Repeat the material below word for word and leave out all pictures.

BEGIN Exercise input

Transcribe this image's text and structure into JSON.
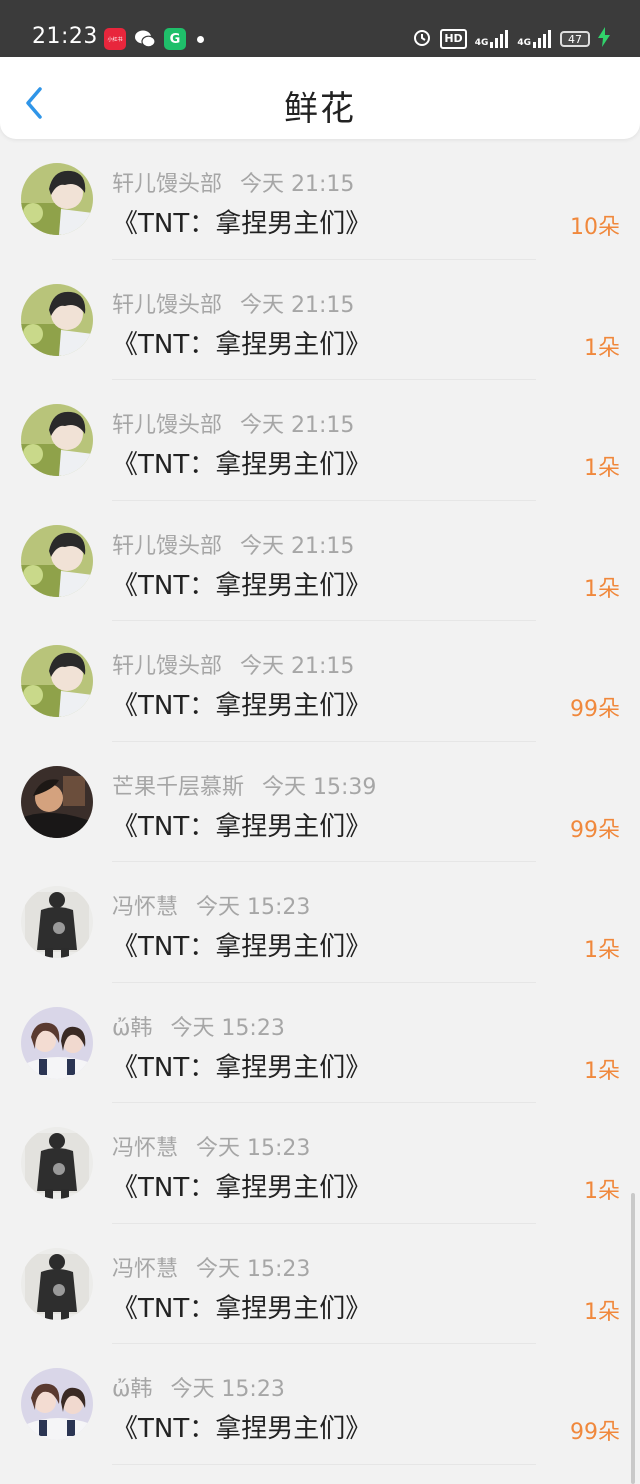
{
  "status_bar": {
    "time": "21:23",
    "app_red_label": "小红书",
    "app_green_label": "G",
    "hd": "HD",
    "net1": "4G",
    "net2": "4G",
    "battery": "47"
  },
  "header": {
    "title": "鲜花"
  },
  "items": [
    {
      "nick": "轩儿馒头部",
      "time": "今天 21:15",
      "book": "《TNT：拿捏男主们》",
      "count": "10朵",
      "avatar": "a1"
    },
    {
      "nick": "轩儿馒头部",
      "time": "今天 21:15",
      "book": "《TNT：拿捏男主们》",
      "count": "1朵",
      "avatar": "a1"
    },
    {
      "nick": "轩儿馒头部",
      "time": "今天 21:15",
      "book": "《TNT：拿捏男主们》",
      "count": "1朵",
      "avatar": "a1"
    },
    {
      "nick": "轩儿馒头部",
      "time": "今天 21:15",
      "book": "《TNT：拿捏男主们》",
      "count": "1朵",
      "avatar": "a1"
    },
    {
      "nick": "轩儿馒头部",
      "time": "今天 21:15",
      "book": "《TNT：拿捏男主们》",
      "count": "99朵",
      "avatar": "a1"
    },
    {
      "nick": "芒果千层慕斯",
      "time": "今天 15:39",
      "book": "《TNT：拿捏男主们》",
      "count": "99朵",
      "avatar": "a2"
    },
    {
      "nick": "冯怀慧",
      "time": "今天 15:23",
      "book": "《TNT：拿捏男主们》",
      "count": "1朵",
      "avatar": "a3"
    },
    {
      "nick": "ὤ韩",
      "time": "今天 15:23",
      "book": "《TNT：拿捏男主们》",
      "count": "1朵",
      "avatar": "a4"
    },
    {
      "nick": "冯怀慧",
      "time": "今天 15:23",
      "book": "《TNT：拿捏男主们》",
      "count": "1朵",
      "avatar": "a3"
    },
    {
      "nick": "冯怀慧",
      "time": "今天 15:23",
      "book": "《TNT：拿捏男主们》",
      "count": "1朵",
      "avatar": "a3"
    },
    {
      "nick": "ὤ韩",
      "time": "今天 15:23",
      "book": "《TNT：拿捏男主们》",
      "count": "99朵",
      "avatar": "a4"
    }
  ],
  "colors": {
    "accent": "#f0883c",
    "back": "#2f95e8"
  }
}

END Exercise input

— Exercise response —
Transcribe this image's text and structure into JSON.
{
  "status_bar": {
    "time": "21:23",
    "app_red_label": "小红书",
    "app_green_label": "G",
    "hd": "HD",
    "net1": "4G",
    "net2": "4G",
    "battery": "47"
  },
  "header": {
    "title": "鲜花"
  },
  "items": [
    {
      "nick": "轩儿馒头部",
      "time": "今天 21:15",
      "book": "《TNT：拿捏男主们》",
      "count": "10朵",
      "avatar": "a1"
    },
    {
      "nick": "轩儿馒头部",
      "time": "今天 21:15",
      "book": "《TNT：拿捏男主们》",
      "count": "1朵",
      "avatar": "a1"
    },
    {
      "nick": "轩儿馒头部",
      "time": "今天 21:15",
      "book": "《TNT：拿捏男主们》",
      "count": "1朵",
      "avatar": "a1"
    },
    {
      "nick": "轩儿馒头部",
      "time": "今天 21:15",
      "book": "《TNT：拿捏男主们》",
      "count": "1朵",
      "avatar": "a1"
    },
    {
      "nick": "轩儿馒头部",
      "time": "今天 21:15",
      "book": "《TNT：拿捏男主们》",
      "count": "99朵",
      "avatar": "a1"
    },
    {
      "nick": "芒果千层慕斯",
      "time": "今天 15:39",
      "book": "《TNT：拿捏男主们》",
      "count": "99朵",
      "avatar": "a2"
    },
    {
      "nick": "冯怀慧",
      "time": "今天 15:23",
      "book": "《TNT：拿捏男主们》",
      "count": "1朵",
      "avatar": "a3"
    },
    {
      "nick": "ὤ韩",
      "time": "今天 15:23",
      "book": "《TNT：拿捏男主们》",
      "count": "1朵",
      "avatar": "a4"
    },
    {
      "nick": "冯怀慧",
      "time": "今天 15:23",
      "book": "《TNT：拿捏男主们》",
      "count": "1朵",
      "avatar": "a3"
    },
    {
      "nick": "冯怀慧",
      "time": "今天 15:23",
      "book": "《TNT：拿捏男主们》",
      "count": "1朵",
      "avatar": "a3"
    },
    {
      "nick": "ὤ韩",
      "time": "今天 15:23",
      "book": "《TNT：拿捏男主们》",
      "count": "99朵",
      "avatar": "a4"
    }
  ],
  "colors": {
    "accent": "#f0883c",
    "back": "#2f95e8"
  }
}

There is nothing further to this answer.